Layout dataset entries
+---+
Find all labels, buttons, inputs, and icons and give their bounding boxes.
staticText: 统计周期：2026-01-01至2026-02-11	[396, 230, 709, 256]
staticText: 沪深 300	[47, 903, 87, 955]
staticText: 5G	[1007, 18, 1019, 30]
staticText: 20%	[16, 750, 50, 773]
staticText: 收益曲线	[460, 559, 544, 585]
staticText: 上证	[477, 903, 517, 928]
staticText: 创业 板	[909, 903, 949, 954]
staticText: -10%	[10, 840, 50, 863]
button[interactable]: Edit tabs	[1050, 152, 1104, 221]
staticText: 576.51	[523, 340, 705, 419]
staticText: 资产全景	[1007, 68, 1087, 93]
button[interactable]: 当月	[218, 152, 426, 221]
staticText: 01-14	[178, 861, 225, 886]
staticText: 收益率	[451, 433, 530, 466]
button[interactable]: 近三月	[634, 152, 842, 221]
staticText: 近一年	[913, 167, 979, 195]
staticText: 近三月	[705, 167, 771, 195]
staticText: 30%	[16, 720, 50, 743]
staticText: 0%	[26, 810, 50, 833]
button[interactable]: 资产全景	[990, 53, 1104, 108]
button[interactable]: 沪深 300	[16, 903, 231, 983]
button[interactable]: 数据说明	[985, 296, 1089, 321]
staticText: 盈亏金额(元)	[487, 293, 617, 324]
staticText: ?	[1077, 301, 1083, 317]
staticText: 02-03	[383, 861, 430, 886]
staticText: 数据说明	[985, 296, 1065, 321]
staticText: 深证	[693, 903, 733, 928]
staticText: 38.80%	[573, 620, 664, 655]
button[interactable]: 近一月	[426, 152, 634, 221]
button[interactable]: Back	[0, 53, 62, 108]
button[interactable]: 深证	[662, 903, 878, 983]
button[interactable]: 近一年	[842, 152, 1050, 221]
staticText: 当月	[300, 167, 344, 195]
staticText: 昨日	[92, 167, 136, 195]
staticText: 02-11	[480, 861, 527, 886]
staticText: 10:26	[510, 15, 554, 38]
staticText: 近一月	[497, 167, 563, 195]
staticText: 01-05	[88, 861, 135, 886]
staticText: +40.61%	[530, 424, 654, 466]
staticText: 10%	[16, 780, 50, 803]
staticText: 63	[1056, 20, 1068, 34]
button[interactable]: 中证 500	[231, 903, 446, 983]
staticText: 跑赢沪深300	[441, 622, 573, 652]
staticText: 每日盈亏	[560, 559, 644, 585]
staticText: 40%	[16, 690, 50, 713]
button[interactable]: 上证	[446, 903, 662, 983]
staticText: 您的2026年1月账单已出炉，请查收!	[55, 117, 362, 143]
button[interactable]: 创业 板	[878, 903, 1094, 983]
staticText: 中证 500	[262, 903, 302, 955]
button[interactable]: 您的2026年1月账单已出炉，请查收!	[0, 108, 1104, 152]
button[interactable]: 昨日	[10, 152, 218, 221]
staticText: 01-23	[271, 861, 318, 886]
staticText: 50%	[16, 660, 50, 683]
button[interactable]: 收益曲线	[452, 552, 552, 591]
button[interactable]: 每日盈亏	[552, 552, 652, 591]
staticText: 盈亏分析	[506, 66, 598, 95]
+---+
● To do
Lay out the lines of the records above as a Markdown table with two columns, n for the row number and Line for the line itself, leaving out any blank lines.

● Complete output
| n | Line |
|---|---|
| 1 | Find all labels, buttons, inputs, and icons and give their bounding boxes. |
| 2 | staticText: 统计周期：2026-01-01至2026-02-11	[396, 230, 709, 256] |
| 3 | staticText: 沪深 300	[47, 903, 87, 955] |
| 4 | staticText: 5G	[1007, 18, 1019, 30] |
| 5 | staticText: 20%	[16, 750, 50, 773] |
| 6 | staticText: 收益曲线	[460, 559, 544, 585] |
| 7 | staticText: 上证	[477, 903, 517, 928] |
| 8 | staticText: 创业 板	[909, 903, 949, 954] |
| 9 | staticText: -10%	[10, 840, 50, 863] |
| 10 | button[interactable]: Edit tabs	[1050, 152, 1104, 221] |
| 11 | staticText: 576.51	[523, 340, 705, 419] |
| 12 | staticText: 资产全景	[1007, 68, 1087, 93] |
| 13 | button[interactable]: 当月	[218, 152, 426, 221] |
| 14 | staticText: 01-14	[178, 861, 225, 886] |
| 15 | staticText: 收益率	[451, 433, 530, 466] |
| 16 | button[interactable]: 近三月	[634, 152, 842, 221] |
| 17 | staticText: 近一年	[913, 167, 979, 195] |
| 18 | staticText: 近三月	[705, 167, 771, 195] |
| 19 | staticText: 30%	[16, 720, 50, 743] |
| 20 | staticText: 0%	[26, 810, 50, 833] |
| 21 | button[interactable]: 资产全景	[990, 53, 1104, 108] |
| 22 | button[interactable]: 沪深 300	[16, 903, 231, 983] |
| 23 | button[interactable]: 数据说明	[985, 296, 1089, 321] |
| 24 | staticText: 盈亏金额(元)	[487, 293, 617, 324] |
| 25 | staticText: ?	[1077, 301, 1083, 317] |
| 26 | staticText: 02-03	[383, 861, 430, 886] |
| 27 | staticText: 数据说明	[985, 296, 1065, 321] |
| 28 | staticText: 深证	[693, 903, 733, 928] |
| 29 | staticText: 38.80%	[573, 620, 664, 655] |
| 30 | button[interactable]: 近一月	[426, 152, 634, 221] |
| 31 | button[interactable]: Back	[0, 53, 62, 108] |
| 32 | button[interactable]: 深证	[662, 903, 878, 983] |
| 33 | button[interactable]: 近一年	[842, 152, 1050, 221] |
| 34 | staticText: 当月	[300, 167, 344, 195] |
| 35 | staticText: 昨日	[92, 167, 136, 195] |
| 36 | staticText: 02-11	[480, 861, 527, 886] |
| 37 | staticText: 10:26	[510, 15, 554, 38] |
| 38 | staticText: 近一月	[497, 167, 563, 195] |
| 39 | staticText: 01-05	[88, 861, 135, 886] |
| 40 | staticText: +40.61%	[530, 424, 654, 466] |
| 41 | staticText: 10%	[16, 780, 50, 803] |
| 42 | staticText: 63	[1056, 20, 1068, 34] |
| 43 | button[interactable]: 中证 500	[231, 903, 446, 983] |
| 44 | staticText: 跑赢沪深300	[441, 622, 573, 652] |
| 45 | staticText: 每日盈亏	[560, 559, 644, 585] |
| 46 | staticText: 40%	[16, 690, 50, 713] |
| 47 | button[interactable]: 上证	[446, 903, 662, 983] |
| 48 | staticText: 您的2026年1月账单已出炉，请查收!	[55, 117, 362, 143] |
| 49 | button[interactable]: 创业 板	[878, 903, 1094, 983] |
| 50 | staticText: 中证 500	[262, 903, 302, 955] |
| 51 | button[interactable]: 您的2026年1月账单已出炉，请查收!	[0, 108, 1104, 152] |
| 52 | button[interactable]: 昨日	[10, 152, 218, 221] |
| 53 | staticText: 01-23	[271, 861, 318, 886] |
| 54 | staticText: 50%	[16, 660, 50, 683] |
| 55 | button[interactable]: 收益曲线	[452, 552, 552, 591] |
| 56 | button[interactable]: 每日盈亏	[552, 552, 652, 591] |
| 57 | staticText: 盈亏分析	[506, 66, 598, 95] |